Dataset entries

┌──

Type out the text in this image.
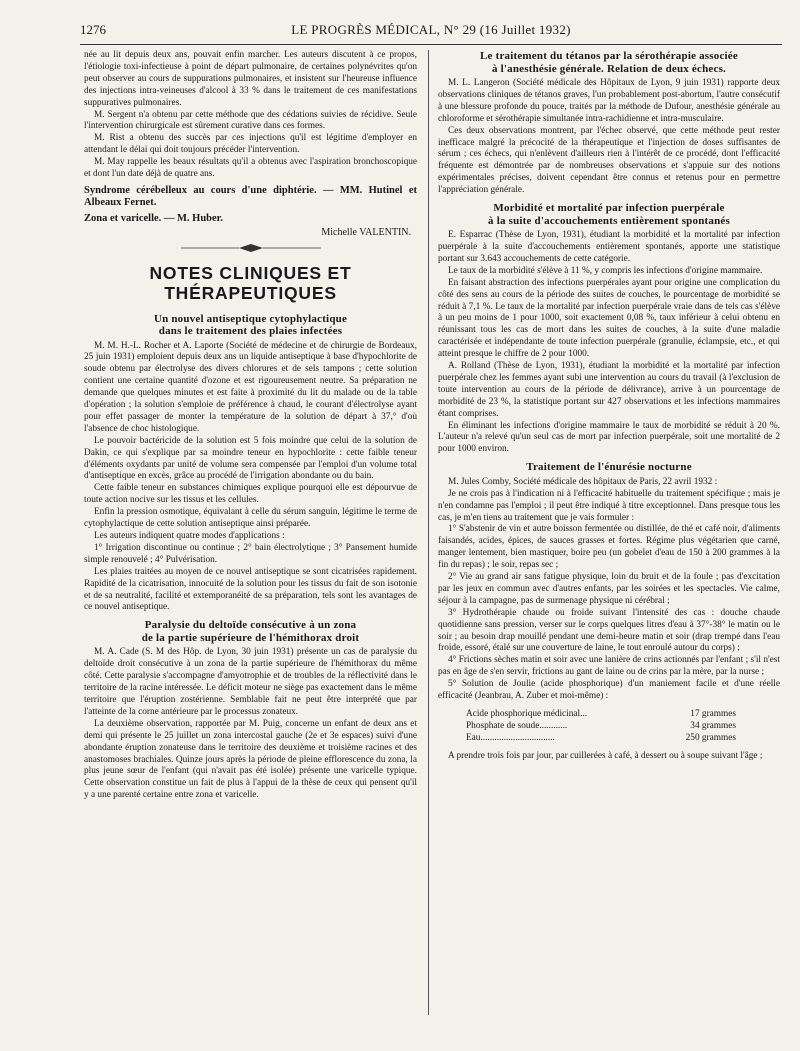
1276	LE PROGRÈS MÉDICAL, N° 29 (16 Juillet 1932)

née au lit depuis deux ans, pouvait enfin marcher. Les auteurs discutent à ce propos, l'étiologie toxi-infectieuse à point de départ pulmonaire, de certaines polynévrites qu'on peut observer au cours de suppurations pulmonaires, et insistent sur l'heureuse influence des injections intra-veineuses d'alcool à 33 % dans le traitement de ces manifestations suppuratives pulmonaires.

M. Sergent n'a obtenu par cette méthode que des cédations suivies de récidive. Seule l'intervention chirurgicale est sûrement curative dans ces formes.

M. Rist a obtenu des succès par ces injections qu'il est légitime d'employer en attendant le délai qui doit toujours précéder l'intervention.

M. May rappelle les beaux résultats qu'il a obtenus avec l'aspiration bronchoscopique et dont l'un date déjà de quatre ans.

Syndrome cérébelleux au cours d'une diphtérie. — MM. Hutinel et Albeaux Fernet.

Zona et varicelle. — M. Huber.

Michelle VALENTIN.
NOTES CLINIQUES ET THÉRAPEUTIQUES
Un nouvel antiseptique cytophylactique
dans le traitement des plaies infectées

M. M. H.-L. Rocher et A. Laporte (Société de médecine et de chirurgie de Bordeaux, 25 juin 1931) emploient depuis deux ans un liquide antiseptique à base d'hypochlorite de soude obtenu par électrolyse des divers chlorures et de sels tampons ; cette solution contient une certaine quantité d'ozone et est rigoureusement neutre. Sa préparation ne demande que quelques minutes et est faite à proximité du lit du malade ou de la table d'opération ; la solution s'emploie de préférence à chaud, le courant d'électrolyse ayant pour effet passager de monter la température de la solution de départ à 37,° d'où l'absence de choc histologique.

Le pouvoir bactéricide de la solution est 5 fois moindre que celui de la solution de Dakin, ce qui s'explique par sa moindre teneur en hypochlorite : cette faible teneur d'éléments oxydants par unité de volume sera compensée par l'emploi d'un volume total d'antiseptique en excès, grâce au procédé de l'irrigation abondante ou du bain.

Cette faible teneur en substances chimiques explique pourquoi elle est dépourvue de toute action nocive sur les tissus et les cellules.

Enfin la pression osmotique, équivalant à celle du sérum sanguin, légitime le terme de cytophylactique de cette solution antiseptique ainsi préparée.

Les auteurs indiquent quatre modes d'applications :

1° Irrigation discontinue ou continue ; 2° bain électrolytique ; 3° Pansement humide simple renouvelé ; 4° Pulvérisation.

Les plaies traitées au moyen de ce nouvel antiseptique se sont cicatrisées rapidement. Rapidité de la cicatrisation, innocuité de la solution pour les tissus du fait de son isotonie et de sa neutralité, facilité et extemporanéité de sa préparation, tels sont les avantages de ce nouvel antiseptique.

Paralysie du deltoïde consécutive à un zona
de la partie supérieure de l'hémithorax droit

M. A. Cade (S. M des Hôp. de Lyon, 30 juin 1931) présente un cas de paralysie du deltoïde droit consécutive à un zona de la partie supérieure de l'hémithorax du même côté. Cette paralysie s'accompagne d'amyotrophie et de troubles de la réflectivité dans le territoire de la racine intéressée. Le déficit moteur ne siège pas exactement dans le même territoire que l'éruption zostérienne. Semblable fait ne peut être interprété que par l'atteinte de la corne antérieure par le processus zonateux.

La deuxième observation, rapportée par M. Puig, concerne un enfant de deux ans et demi qui présente le 25 juillet un zona intercostal gauche (2e et 3e espaces) suivi d'une abondante éruption zonateuse dans le territoire des deuxième et troisième racines et des anastomoses brachiales. Quinze jours après la période de pleine efflorescence du zona, la plus jeune sœur de l'enfant (qui n'avait pas été isolée) présente une varicelle typique. Cette observation constitue un fait de plus à l'appui de la thèse de ceux qui pensent qu'il y a une parenté certaine entre zona et varicelle.

Le traitement du tétanos par la sérothérapie associée
à l'anesthésie générale. Relation de deux échecs.

M. L. Langeron (Société médicale des Hôpitaux de Lyon, 9 juin 1931) rapporte deux observations cliniques de tétanos graves, l'un probablement post-abortum, l'autre consécutif à une blessure profonde du pouce, traités par la méthode de Dufour, anesthésie générale au chloroforme et sérothérapie simultanée intra-rachidienne et intra-musculaire.

Ces deux observations montrent, par l'échec observé, que cette méthode peut rester inefficace malgré la précocité de la thérapeutique et l'injection de doses suffisantes de sérum ; ces échecs, qui n'enlèvent d'ailleurs rien à l'intérêt de ce procédé, dont l'efficacité fréquente est démontrée par de nombreuses observations et s'appuie sur des notions expérimentales précises, doivent cependant être connus et retenus pour en permettre l'appréciation générale.

Morbidité et mortalité par infection puerpérale
à la suite d'accouchements entièrement spontanés

E. Esparrac (Thèse de Lyon, 1931), étudiant la morbidité et la mortalité par infection puerpérale à la suite d'accouchements entièrement spontanés, apporte une statistique portant sur 3.643 accouchements de cette catégorie.

Le taux de la morbidité s'élève à 11 %, y compris les infections d'origine mammaire.

En faisant abstraction des infections puerpérales ayant pour origine une complication du côté des sens au cours de la période des suites de couches, le pourcentage de morbidité se réduit à 7,1 %. Le taux de la mortalité par infection puerpérale vraie dans de tels cas s'élève à un peu moins de 1 pour 1000, soit exactement 0,08 %, taux inférieur à celui obtenu en réunissant tous les cas de mort dans les suites de couches, à la suite d'une maladie caractérisée et indépendante de toute infection puerpérale (granulie, éclampsie, etc., et qui atteint presque le chiffre de 2 pour 1000.

A. Rolland (Thèse de Lyon, 1931), étudiant la morbidité et la mortalité par infection puerpérale chez les femmes ayant subi une intervention au cours du travail (à l'exclusion de toute intervention au cours de la période de délivrance), arrive à un pourcentage de morbidité de 23 %, la statistique portant sur 427 observations et les infections mammaires étant comprises.

En éliminant les infections d'origine mammaire le taux de morbidité se réduit à 20 %. L'auteur n'a relevé qu'un seul cas de mort par infection puerpérale, soit une mortalité de 2 pour 1000 environ.

Traitement de l'énurésie nocturne

M. Jules Comby, Société médicale des hôpitaux de Paris, 22 avril 1932 :

Je ne crois pas à l'indication ni à l'efficacité habituelle du traitement spécifique ; mais je n'en condamne pas l'emploi ; il peut être indiqué à titre exceptionnel. Dans presque tous les cas, je m'en tiens au traitement que je vais formuler :

1° S'abstenir de vin et autre boisson fermentée ou distillée, de thé et café noir, d'aliments faisandés, acides, épices, de sauces grasses et fortes. Régime plus végétarien que carné, manger lentement, bien mastiquer, boire peu (un gobelet d'eau de 150 à 200 grammes à la fin du repas) ; le soir, repas sec ;

2° Vie au grand air sans fatigue physique, loin du bruit et de la foule ; pas d'excitation par les jeux en commun avec d'autres enfants, par les soirées et les spectacles. Vie calme, séjour à la campagne, pas de surmenage physique ni cérébral ;

3° Hydrothérapie chaude ou froide suivant l'intensité des cas : douche chaude quotidienne sans pression, verser sur le corps quelques litres d'eau à 37°-38° le matin ou le soir ; au besoin drap mouillé pendant une demi-heure matin et soir (drap trempé dans l'eau froide, essoré, étalé sur une couverture de laine, le tout enroulé autour du corps) ;

4° Frictions sèches matin et soir avec une lanière de crins actionnés par l'enfant ; s'il n'est pas en âge de s'en servir, frictions au gant de laine ou de crins par la mère, par la nurse ;

5° Solution de Joulie (acide phosphorique) d'un maniement facile et d'une réelle efficacité (Jeanbrau, A. Zuber et moi-même) :

Acide phosphorique médicinal...	17 grammes
Phosphate de soude............	34 grammes
Eau................................	250 grammes

A prendre trois fois par jour, par cuillerées à café, à dessert ou à soupe suivant l'âge ;
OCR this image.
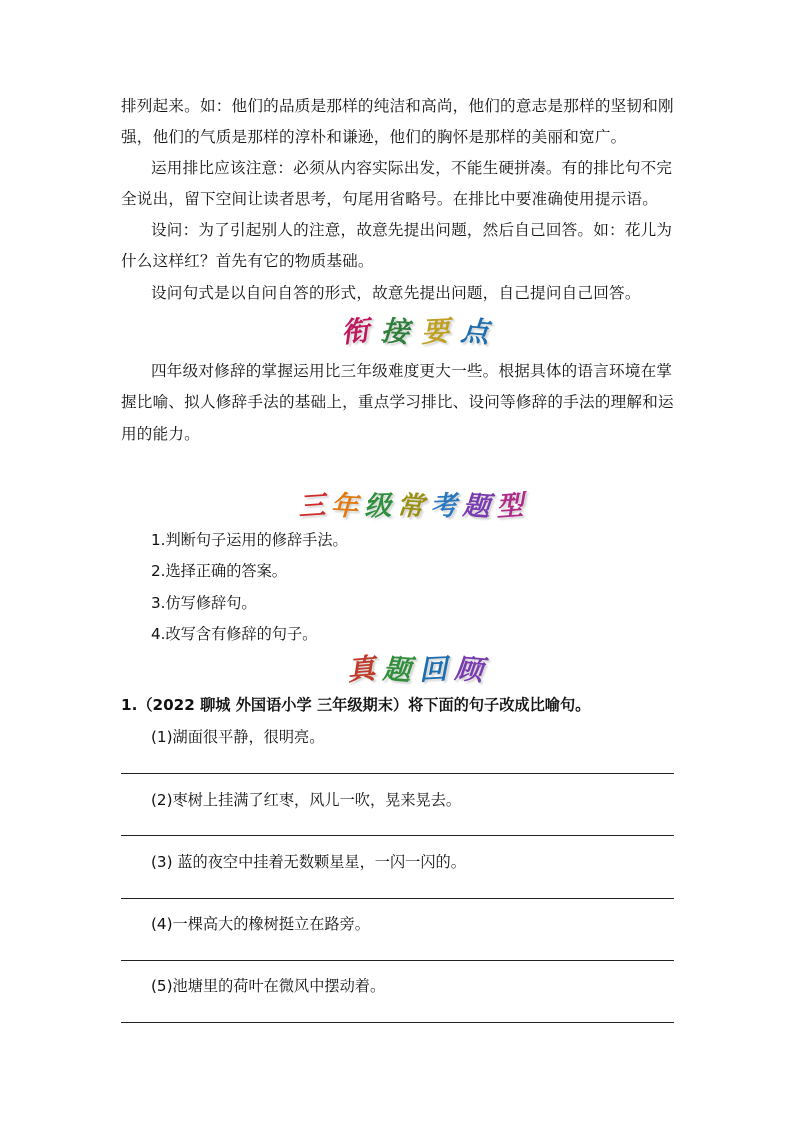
排列起来。如：他们的品质是那样的纯洁和高尚，他们的意志是那样的坚韧和刚
强，他们的气质是那样的淳朴和谦逊，他们的胸怀是那样的美丽和宽广。
运用排比应该注意：必须从内容实际出发，不能生硬拼凑。有的排比句不完
全说出，留下空间让读者思考，句尾用省略号。在排比中要准确使用提示语。
设问：为了引起别人的注意，故意先提出问题，然后自己回答。如：花儿为
什么这样红？首先有它的物质基础。
设问句式是以自问自答的形式，故意先提出问题，自己提问自己回答。
衔 接 要 点
四年级对修辞的掌握运用比三年级难度更大一些。根据具体的语言环境在掌
握比喻、拟人修辞手法的基础上，重点学习排比、设问等修辞的手法的理解和运
用的能力。
三 年 级 常 考 题 型
1.判断句子运用的修辞手法。
2.选择正确的答案。
3.仿写修辞句。
4.改写含有修辞的句子。
真 题 回 顾
1.（2022 聊城 外国语小学 三年级期末）将下面的句子改成比喻句。
(1)湖面很平静，很明亮。
(2)枣树上挂满了红枣，风儿一吹，晃来晃去。
(3) 蓝的夜空中挂着无数颗星星，一闪一闪的。
(4)一棵高大的橡树挺立在路旁。
(5)池塘里的荷叶在微风中摆动着。
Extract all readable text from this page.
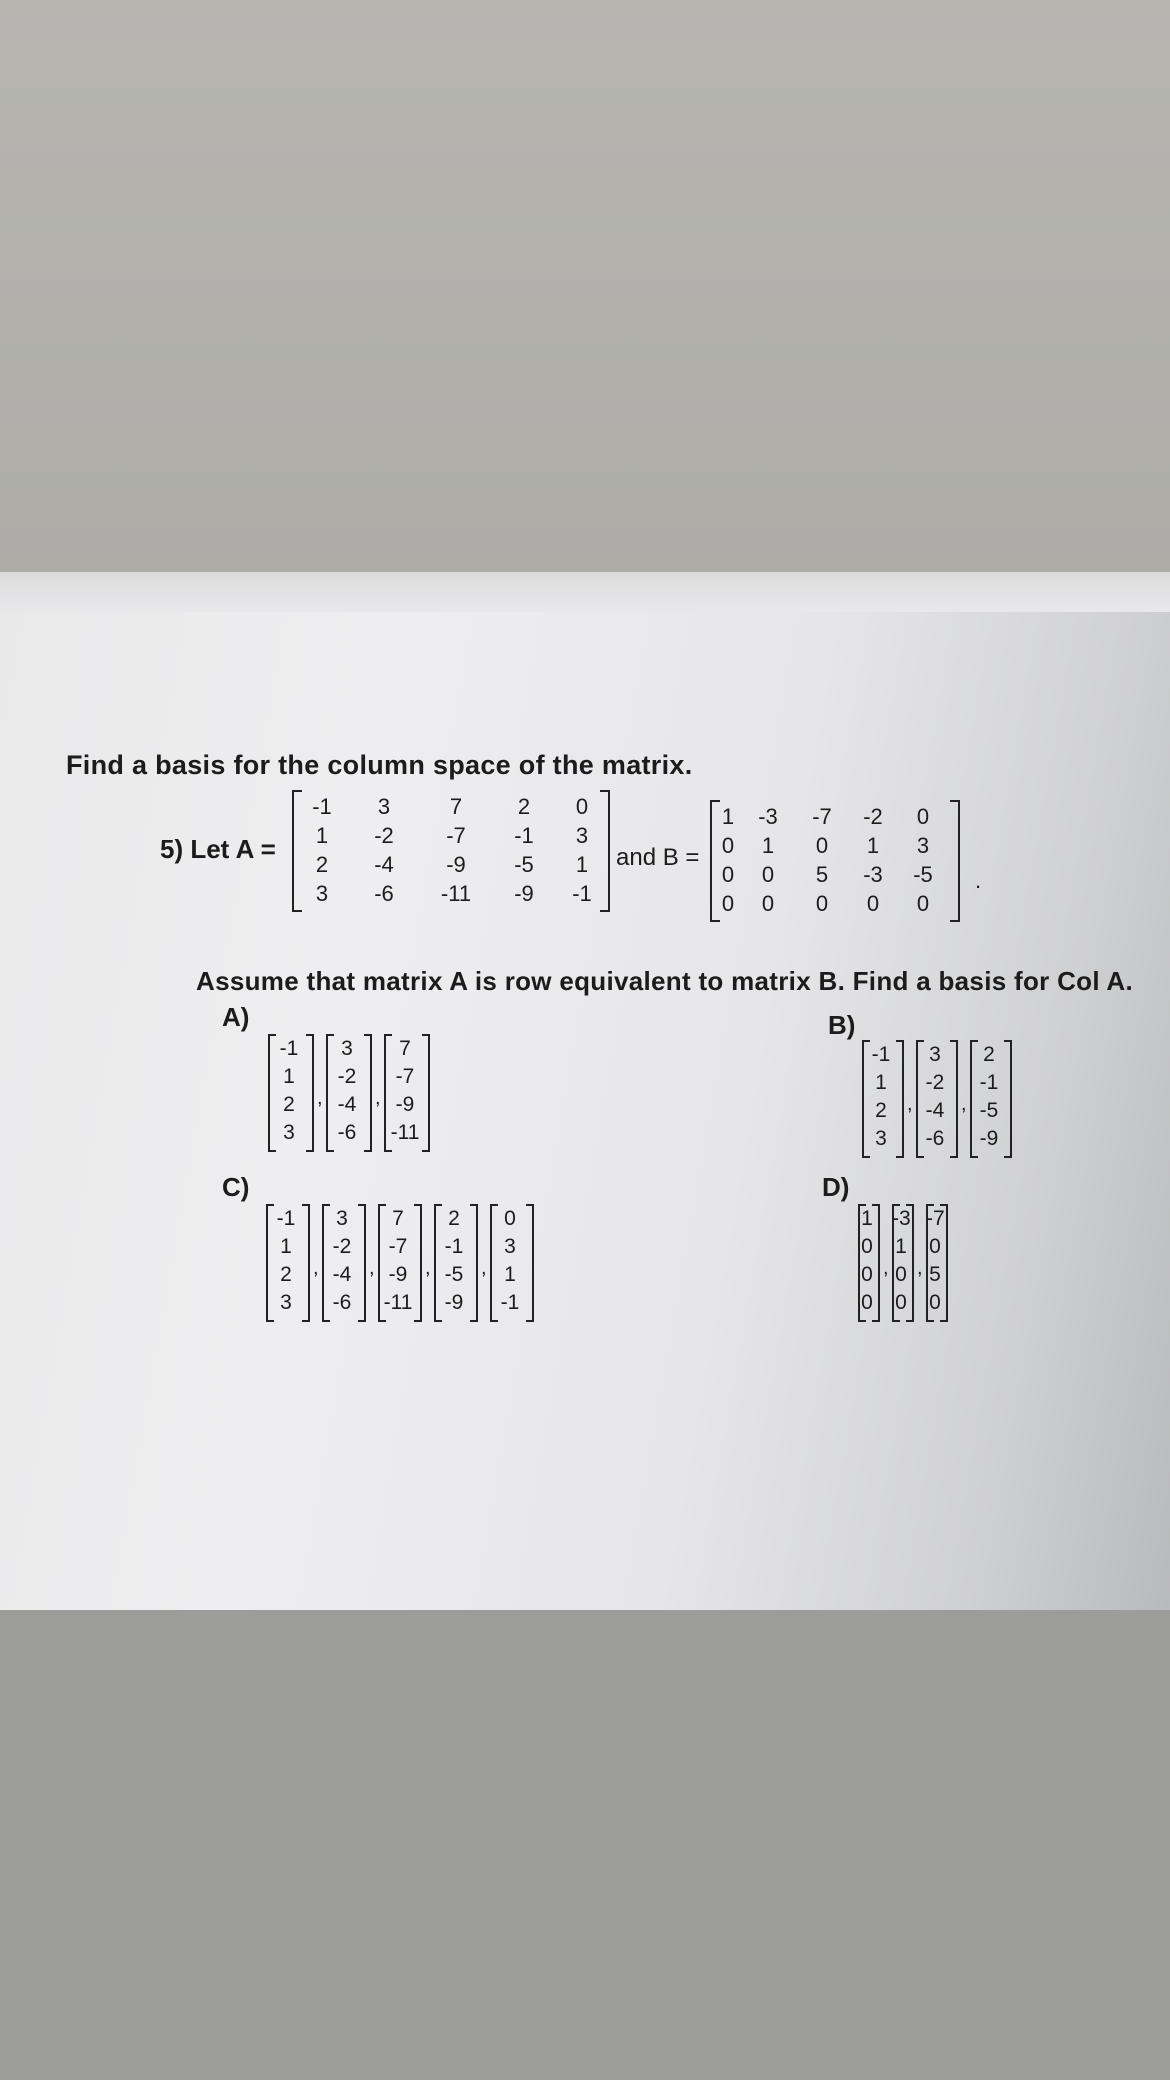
Find a basis for the column space of the matrix.
5) Let A =	and B =
.
-1	3	7	2	0
1	-2	-7	-1	3
2	-4	-9	-5	1
3	-6	-11	-9	-1
1	-3	-7	-2	0
0	1	0	1	3
0	0	5	-3	-5
0	0	0	0	0
Assume that matrix A is row equivalent to matrix B. Find a basis for Col A.
A)	B)
C)	D)
-1
1
2
3
,
3
-2
-4
-6
,
7
-7
-9
-11
-1
1
2
3
,
3
-2
-4
-6
,
2
-1
-5
-9
-1
1
2
3
,
3
-2
-4
-6
,
7
-7
-9
-11
,
2
-1
-5
-9
,
0
3
1
-1
1
0
0
0
,
-3
1
0
0
,
-7
0
5
0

└──

[GOAL OF THE EXERCISE]: Return, from the data, each line that has the word "basis" in it.

[ANSWER TO THIS TASK]:
Find a basis for the column space of the matrix.
Assume that matrix A is row equivalent to matrix B. Find a basis for Col A.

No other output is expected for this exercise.